**GIVEN INSTRUCTION**. Filter out everything except lines holding "title".

**RECORDS FOR THE TASK**.
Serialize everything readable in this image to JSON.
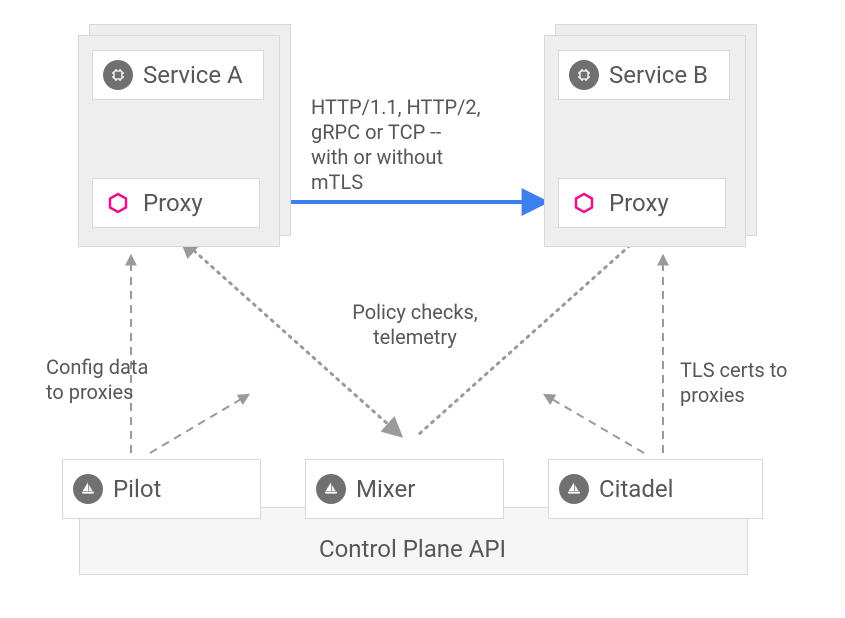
{
  "pods": {
    "a": {
      "service_label": "Service A",
      "proxy_label": "Proxy"
    },
    "b": {
      "service_label": "Service B",
      "proxy_label": "Proxy"
    }
  },
  "annotations": {
    "protocols": "HTTP/1.1, HTTP/2,\ngRPC or TCP --\nwith or without\nmTLS",
    "policy": "Policy checks,\ntelemetry",
    "config": "Config data\nto proxies",
    "tls": "TLS certs to\nproxies"
  },
  "control_plane": {
    "pilot": "Pilot",
    "mixer": "Mixer",
    "citadel": "Citadel",
    "api_label": "Control Plane API"
  },
  "colors": {
    "blue": "#3d7ff0",
    "magenta": "#ed0e8b",
    "grey": "#9a9a9a"
  }
}
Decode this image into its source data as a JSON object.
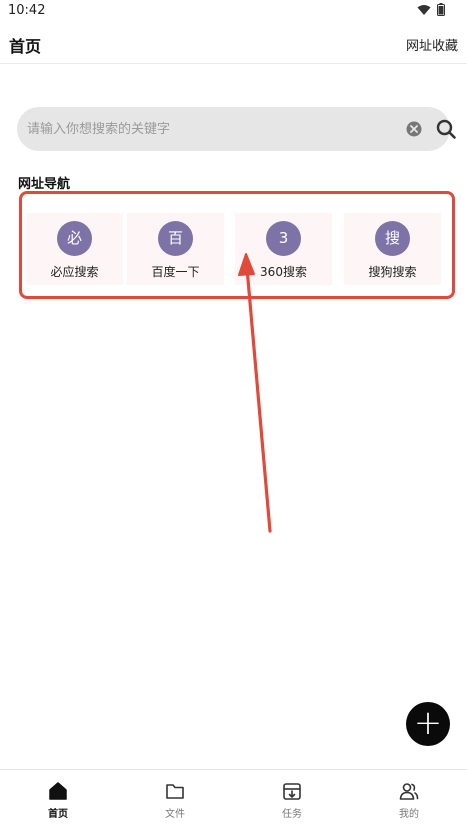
{
  "status_bar": {
    "time": "10:42",
    "icons": [
      "wifi-icon",
      "battery-icon"
    ]
  },
  "header": {
    "title": "首页",
    "bookmarks_label": "网址收藏"
  },
  "search": {
    "placeholder": "请输入你想搜索的关键字",
    "value": "",
    "icons": [
      "clear-icon",
      "search-icon"
    ]
  },
  "section": {
    "title": "网址导航"
  },
  "nav_items": [
    {
      "glyph": "必",
      "label": "必应搜索"
    },
    {
      "glyph": "百",
      "label": "百度一下"
    },
    {
      "glyph": "3",
      "label": "360搜索"
    },
    {
      "glyph": "搜",
      "label": "搜狗搜索"
    }
  ],
  "fab": {
    "icon": "plus-icon",
    "glyph": "+"
  },
  "bottom_nav": [
    {
      "label": "首页",
      "icon": "home-icon",
      "active": true
    },
    {
      "label": "文件",
      "icon": "folder-icon",
      "active": false
    },
    {
      "label": "任务",
      "icon": "download-box-icon",
      "active": false
    },
    {
      "label": "我的",
      "icon": "users-icon",
      "active": false
    }
  ],
  "colors": {
    "accent_circle": "#7d73a6",
    "tile_background": "#fdf5f6",
    "annotation": "#e14a3b",
    "search_background": "#e6e6e6"
  }
}
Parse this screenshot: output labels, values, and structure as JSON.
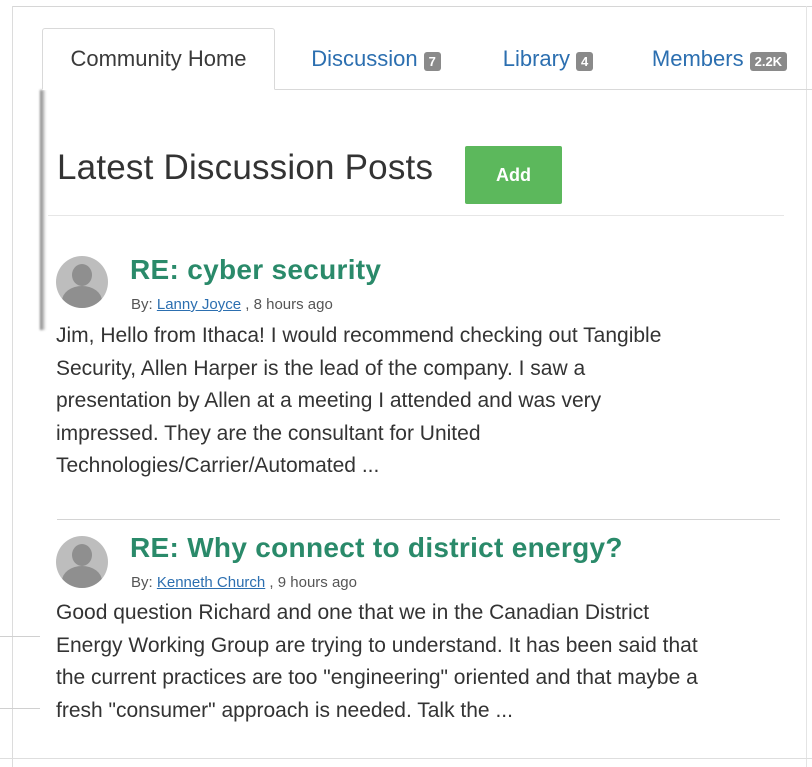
{
  "tabs": [
    {
      "label": "Community Home",
      "badge": ""
    },
    {
      "label": "Discussion",
      "badge": "7"
    },
    {
      "label": "Library",
      "badge": "4"
    },
    {
      "label": "Members",
      "badge": "2.2K"
    }
  ],
  "section": {
    "title": "Latest Discussion Posts",
    "add_label": "Add"
  },
  "posts": [
    {
      "title": "RE: cyber security",
      "by_prefix": "By:",
      "author": "Lanny Joyce",
      "time": " , 8 hours ago",
      "body_lines": [
        "Jim, Hello from Ithaca! I would recommend checking out Tangible",
        "Security, Allen Harper is the lead of the company.  I saw a",
        "presentation by Allen at a meeting I attended and was very",
        "impressed.  They are the consultant for United",
        "Technologies/Carrier/Automated ..."
      ]
    },
    {
      "title": "RE: Why connect to district energy?",
      "by_prefix": "By:",
      "author": "Kenneth Church",
      "time": " , 9 hours ago",
      "body_lines": [
        "Good question Richard and one that we in the Canadian District",
        "Energy Working Group are trying to understand. It has been said that",
        "the current practices are too \"engineering\" oriented and that maybe a",
        "fresh \"consumer\" approach is needed. Talk the ..."
      ]
    }
  ]
}
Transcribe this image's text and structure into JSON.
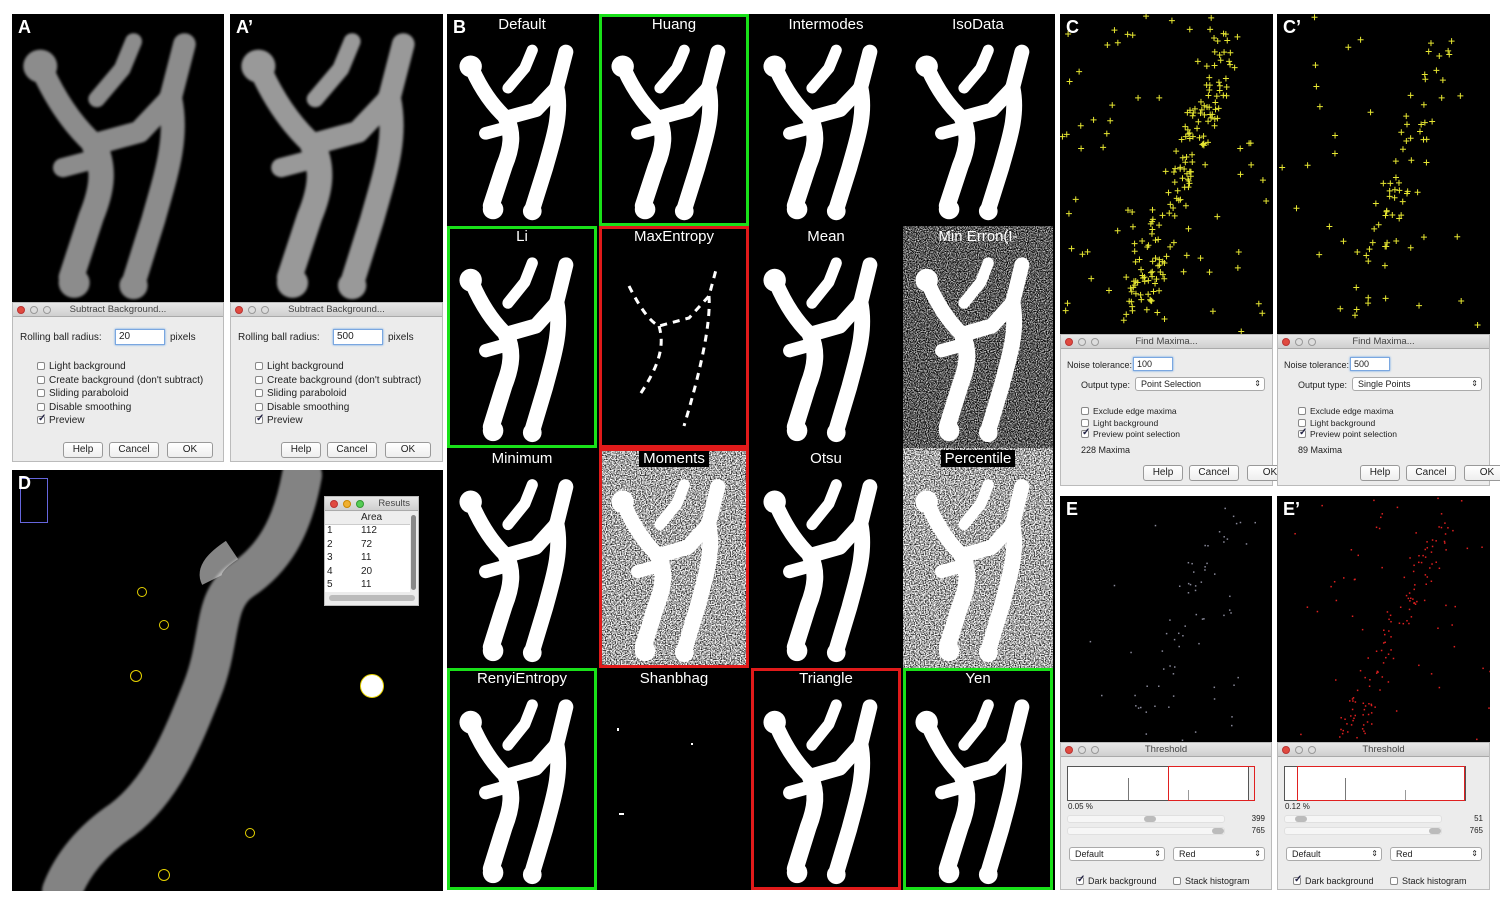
{
  "panels": {
    "A": "A",
    "A2": "A’",
    "B": "B",
    "C": "C",
    "C2": "C’",
    "D": "D",
    "E": "E",
    "E2": "E’"
  },
  "subtract_bg": [
    {
      "title": "Subtract Background...",
      "radius_label": "Rolling ball radius:",
      "radius": "20",
      "unit": "pixels",
      "options": [
        {
          "label": "Light background",
          "checked": false
        },
        {
          "label": "Create background (don't subtract)",
          "checked": false
        },
        {
          "label": "Sliding paraboloid",
          "checked": false
        },
        {
          "label": "Disable smoothing",
          "checked": false
        },
        {
          "label": "Preview",
          "checked": true
        }
      ],
      "help": "Help",
      "cancel": "Cancel",
      "ok": "OK"
    },
    {
      "title": "Subtract Background...",
      "radius_label": "Rolling ball radius:",
      "radius": "500",
      "unit": "pixels",
      "options": [
        {
          "label": "Light background",
          "checked": false
        },
        {
          "label": "Create background (don't subtract)",
          "checked": false
        },
        {
          "label": "Sliding paraboloid",
          "checked": false
        },
        {
          "label": "Disable smoothing",
          "checked": false
        },
        {
          "label": "Preview",
          "checked": true
        }
      ],
      "help": "Help",
      "cancel": "Cancel",
      "ok": "OK"
    }
  ],
  "methods": [
    {
      "name": "Default",
      "frame": "none",
      "style": "clean"
    },
    {
      "name": "Huang",
      "frame": "green",
      "style": "clean"
    },
    {
      "name": "Intermodes",
      "frame": "none",
      "style": "clean"
    },
    {
      "name": "IsoData",
      "frame": "none",
      "style": "clean"
    },
    {
      "name": "Li",
      "frame": "green",
      "style": "thick"
    },
    {
      "name": "MaxEntropy",
      "frame": "red",
      "style": "sparse"
    },
    {
      "name": "Mean",
      "frame": "none",
      "style": "thick"
    },
    {
      "name": "Min Erron(I-",
      "frame": "none",
      "style": "noisy"
    },
    {
      "name": "Minimum",
      "frame": "none",
      "style": "clean"
    },
    {
      "name": "Moments",
      "frame": "red",
      "style": "verynoisy"
    },
    {
      "name": "Otsu",
      "frame": "none",
      "style": "clean"
    },
    {
      "name": "Percentile",
      "frame": "none",
      "style": "verynoisy"
    },
    {
      "name": "RenyiEntropy",
      "frame": "green",
      "style": "clean"
    },
    {
      "name": "Shanbhag",
      "frame": "none",
      "style": "empty"
    },
    {
      "name": "Triangle",
      "frame": "red",
      "style": "thick"
    },
    {
      "name": "Yen",
      "frame": "green",
      "style": "clean"
    }
  ],
  "colors": {
    "green": "#19e019",
    "red": "#e01a1a",
    "maxima": "#e6e632",
    "roi": "#e6d200",
    "threshold": "#e02020"
  },
  "find_maxima": [
    {
      "title": "Find Maxima...",
      "noise_label": "Noise tolerance:",
      "noise": "100",
      "output_label": "Output type:",
      "output": "Point Selection",
      "options": [
        {
          "label": "Exclude edge maxima",
          "checked": false
        },
        {
          "label": "Light background",
          "checked": false
        },
        {
          "label": "Preview point selection",
          "checked": true
        }
      ],
      "count": "228 Maxima",
      "help": "Help",
      "cancel": "Cancel",
      "ok": "OK"
    },
    {
      "title": "Find Maxima...",
      "noise_label": "Noise tolerance:",
      "noise": "500",
      "output_label": "Output type:",
      "output": "Single Points",
      "options": [
        {
          "label": "Exclude edge maxima",
          "checked": false
        },
        {
          "label": "Light background",
          "checked": false
        },
        {
          "label": "Preview point selection",
          "checked": true
        }
      ],
      "count": "89 Maxima",
      "help": "Help",
      "cancel": "Cancel",
      "ok": "OK"
    }
  ],
  "results": {
    "title": "Results",
    "column": "Area",
    "rows": [
      [
        "1",
        "112"
      ],
      [
        "2",
        "72"
      ],
      [
        "3",
        "11"
      ],
      [
        "4",
        "20"
      ],
      [
        "5",
        "11"
      ]
    ]
  },
  "threshold": [
    {
      "title": "Threshold",
      "percent": "0.05 %",
      "min": "399",
      "max": "765",
      "min_frac": 0.52,
      "max_frac": 1.0,
      "method": "Default",
      "mode": "Red",
      "dark_bg_label": "Dark background",
      "dark_bg": true,
      "stack_label": "Stack histogram",
      "stack": false
    },
    {
      "title": "Threshold",
      "percent": "0.12 %",
      "min": "51",
      "max": "765",
      "min_frac": 0.07,
      "max_frac": 1.0,
      "method": "Default",
      "mode": "Red",
      "dark_bg_label": "Dark background",
      "dark_bg": true,
      "stack_label": "Stack histogram",
      "stack": false
    }
  ]
}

**RESPONSE TO THIS TASK**.
    "title": "首页",
    "title": "网址导航"
    "title": "Latest Discussion Posts",
      "title": "RE: cyber security",
      "title": "RE: Why connect to district energy?",
      "title": "Subtract Background...",
      "title": "Subtract Background...",
      "title": "Find Maxima...",
      "title": "Find Maxima...",
    "title": "Results",
      "title": "Threshold",
      "title": "Threshold",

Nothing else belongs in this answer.